Exercise: Without the pictures, return each record as it appears.

=== Data to process ===

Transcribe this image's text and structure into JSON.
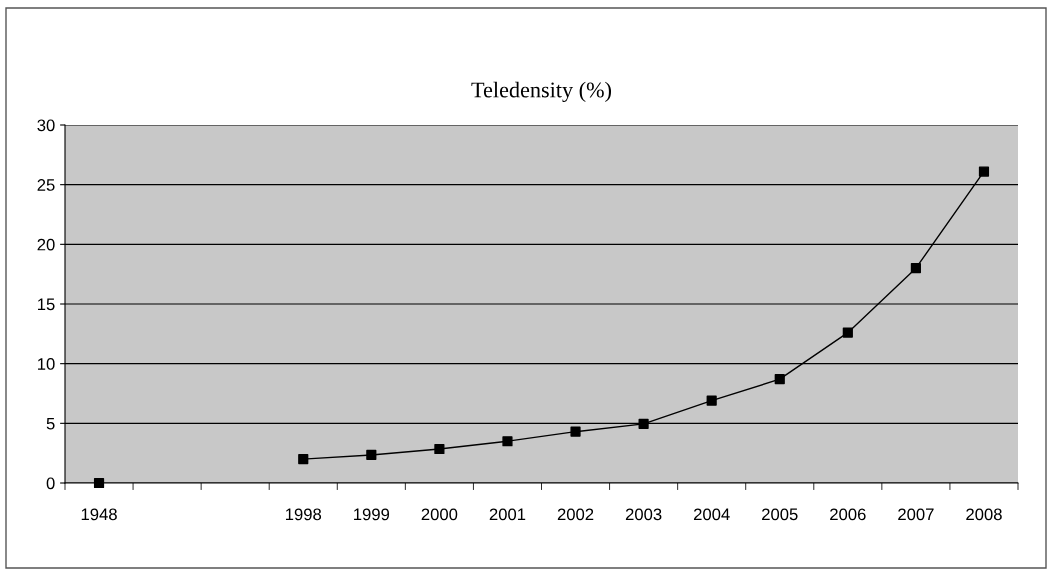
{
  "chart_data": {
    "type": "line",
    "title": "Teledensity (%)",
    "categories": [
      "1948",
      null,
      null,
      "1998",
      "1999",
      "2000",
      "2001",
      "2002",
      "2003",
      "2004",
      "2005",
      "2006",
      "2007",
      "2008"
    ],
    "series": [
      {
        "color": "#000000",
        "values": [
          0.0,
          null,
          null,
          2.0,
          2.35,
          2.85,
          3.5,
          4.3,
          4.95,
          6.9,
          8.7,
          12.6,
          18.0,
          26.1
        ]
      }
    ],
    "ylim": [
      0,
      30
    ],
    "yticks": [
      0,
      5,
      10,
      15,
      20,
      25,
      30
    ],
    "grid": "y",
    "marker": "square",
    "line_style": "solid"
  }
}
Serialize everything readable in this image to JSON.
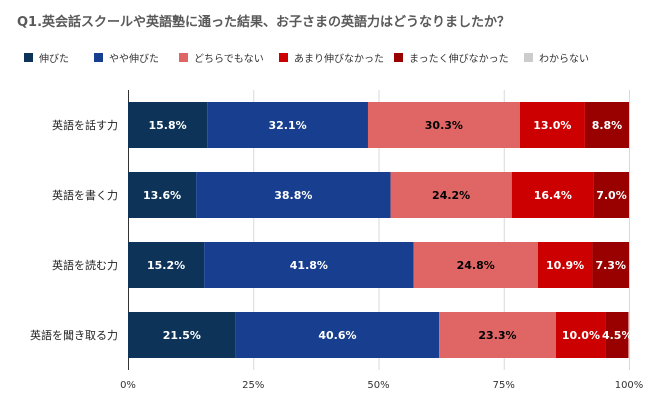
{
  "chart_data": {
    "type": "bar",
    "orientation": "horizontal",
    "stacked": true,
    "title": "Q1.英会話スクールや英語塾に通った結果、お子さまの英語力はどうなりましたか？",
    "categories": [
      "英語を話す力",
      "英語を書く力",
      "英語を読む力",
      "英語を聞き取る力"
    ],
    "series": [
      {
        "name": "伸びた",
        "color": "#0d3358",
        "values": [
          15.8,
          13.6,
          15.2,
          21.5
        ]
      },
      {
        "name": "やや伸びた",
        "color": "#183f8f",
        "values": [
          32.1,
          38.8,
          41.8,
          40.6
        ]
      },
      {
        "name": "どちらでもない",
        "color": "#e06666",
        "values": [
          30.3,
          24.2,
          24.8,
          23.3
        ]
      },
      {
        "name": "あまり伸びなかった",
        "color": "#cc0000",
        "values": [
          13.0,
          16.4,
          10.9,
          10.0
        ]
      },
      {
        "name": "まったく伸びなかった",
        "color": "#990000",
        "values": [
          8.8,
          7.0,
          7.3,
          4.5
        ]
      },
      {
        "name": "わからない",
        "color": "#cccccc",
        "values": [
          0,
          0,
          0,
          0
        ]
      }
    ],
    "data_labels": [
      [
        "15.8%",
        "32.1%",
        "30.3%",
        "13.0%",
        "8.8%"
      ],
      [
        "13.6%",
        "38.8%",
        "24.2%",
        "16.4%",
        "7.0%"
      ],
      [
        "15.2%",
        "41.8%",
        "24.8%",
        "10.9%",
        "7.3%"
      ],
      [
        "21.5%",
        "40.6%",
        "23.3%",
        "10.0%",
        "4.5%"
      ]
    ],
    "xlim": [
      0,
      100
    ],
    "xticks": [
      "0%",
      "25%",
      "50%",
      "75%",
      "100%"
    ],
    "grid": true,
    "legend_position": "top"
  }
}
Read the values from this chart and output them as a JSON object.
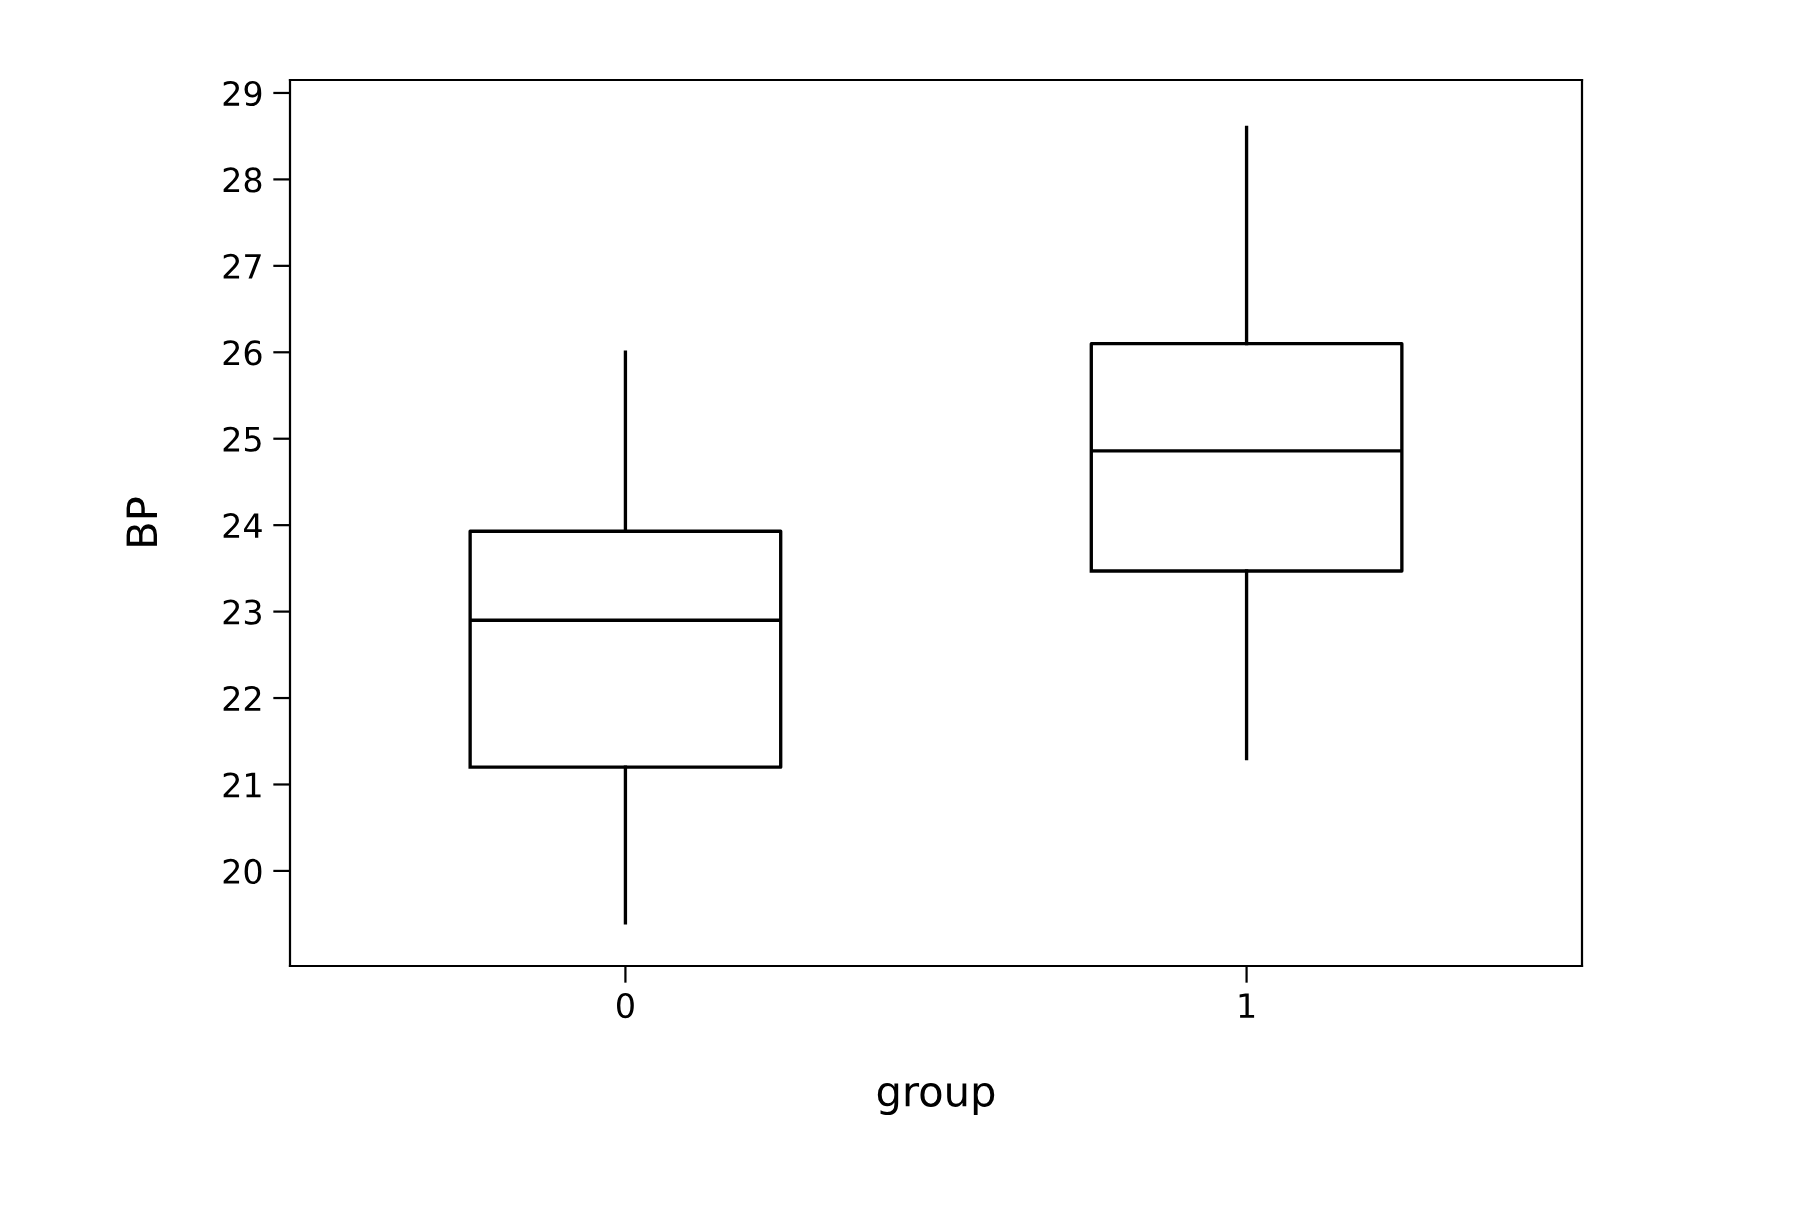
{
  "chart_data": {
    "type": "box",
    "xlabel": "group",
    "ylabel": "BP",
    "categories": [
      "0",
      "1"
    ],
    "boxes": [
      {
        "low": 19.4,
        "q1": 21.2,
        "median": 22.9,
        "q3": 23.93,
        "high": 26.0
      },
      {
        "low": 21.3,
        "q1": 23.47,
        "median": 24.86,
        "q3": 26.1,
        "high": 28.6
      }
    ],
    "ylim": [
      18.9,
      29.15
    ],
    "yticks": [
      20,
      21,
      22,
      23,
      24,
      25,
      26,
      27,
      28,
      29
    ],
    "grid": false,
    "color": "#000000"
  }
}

===

Exercise response:
Transcribe this image's text and structure into JSON.
{
  "chart_data": {
    "type": "line",
    "title": "Teledensity (%)",
    "categories": [
      "1948",
      null,
      null,
      "1998",
      "1999",
      "2000",
      "2001",
      "2002",
      "2003",
      "2004",
      "2005",
      "2006",
      "2007",
      "2008"
    ],
    "series": [
      {
        "color": "#000000",
        "values": [
          0.0,
          null,
          null,
          2.0,
          2.35,
          2.85,
          3.5,
          4.3,
          4.95,
          6.9,
          8.7,
          12.6,
          18.0,
          26.1
        ]
      }
    ],
    "ylim": [
      0,
      30
    ],
    "yticks": [
      0,
      5,
      10,
      15,
      20,
      25,
      30
    ],
    "grid": "y",
    "marker": "square",
    "line_style": "solid"
  }
}
Serialize everything readable in this image to JSON.
{
  "chart_data": {
    "type": "bar",
    "orientation": "horizontal",
    "stacked": true,
    "title": "Q1.英会話スクールや英語塾に通った結果、お子さまの英語力はどうなりましたか？",
    "categories": [
      "英語を話す力",
      "英語を書く力",
      "英語を読む力",
      "英語を聞き取る力"
    ],
    "series": [
      {
        "name": "伸びた",
        "color": "#0d3358",
        "values": [
          15.8,
          13.6,
          15.2,
          21.5
        ]
      },
      {
        "name": "やや伸びた",
        "color": "#183f8f",
        "values": [
          32.1,
          38.8,
          41.8,
          40.6
        ]
      },
      {
        "name": "どちらでもない",
        "color": "#e06666",
        "values": [
          30.3,
          24.2,
          24.8,
          23.3
        ]
      },
      {
        "name": "あまり伸びなかった",
        "color": "#cc0000",
        "values": [
          13.0,
          16.4,
          10.9,
          10.0
        ]
      },
      {
        "name": "まったく伸びなかった",
        "color": "#990000",
        "values": [
          8.8,
          7.0,
          7.3,
          4.5
        ]
      },
      {
        "name": "わからない",
        "color": "#cccccc",
        "values": [
          0,
          0,
          0,
          0
        ]
      }
    ],
    "data_labels": [
      [
        "15.8%",
        "32.1%",
        "30.3%",
        "13.0%",
        "8.8%"
      ],
      [
        "13.6%",
        "38.8%",
        "24.2%",
        "16.4%",
        "7.0%"
      ],
      [
        "15.2%",
        "41.8%",
        "24.8%",
        "10.9%",
        "7.3%"
      ],
      [
        "21.5%",
        "40.6%",
        "23.3%",
        "10.0%",
        "4.5%"
      ]
    ],
    "xlim": [
      0,
      100
    ],
    "xticks": [
      "0%",
      "25%",
      "50%",
      "75%",
      "100%"
    ],
    "grid": true,
    "legend_position": "top"
  }
}
Read the values from this chart and output them as a JSON object.
{
  "chart_data": {
    "type": "box",
    "xlabel": "group",
    "ylabel": "BP",
    "categories": [
      "0",
      "1"
    ],
    "boxes": [
      {
        "low": 19.4,
        "q1": 21.2,
        "median": 22.9,
        "q3": 23.93,
        "high": 26.0
      },
      {
        "low": 21.3,
        "q1": 23.47,
        "median": 24.86,
        "q3": 26.1,
        "high": 28.6
      }
    ],
    "ylim": [
      18.9,
      29.15
    ],
    "yticks": [
      20,
      21,
      22,
      23,
      24,
      25,
      26,
      27,
      28,
      29
    ],
    "grid": false,
    "color": "#000000"
  }
}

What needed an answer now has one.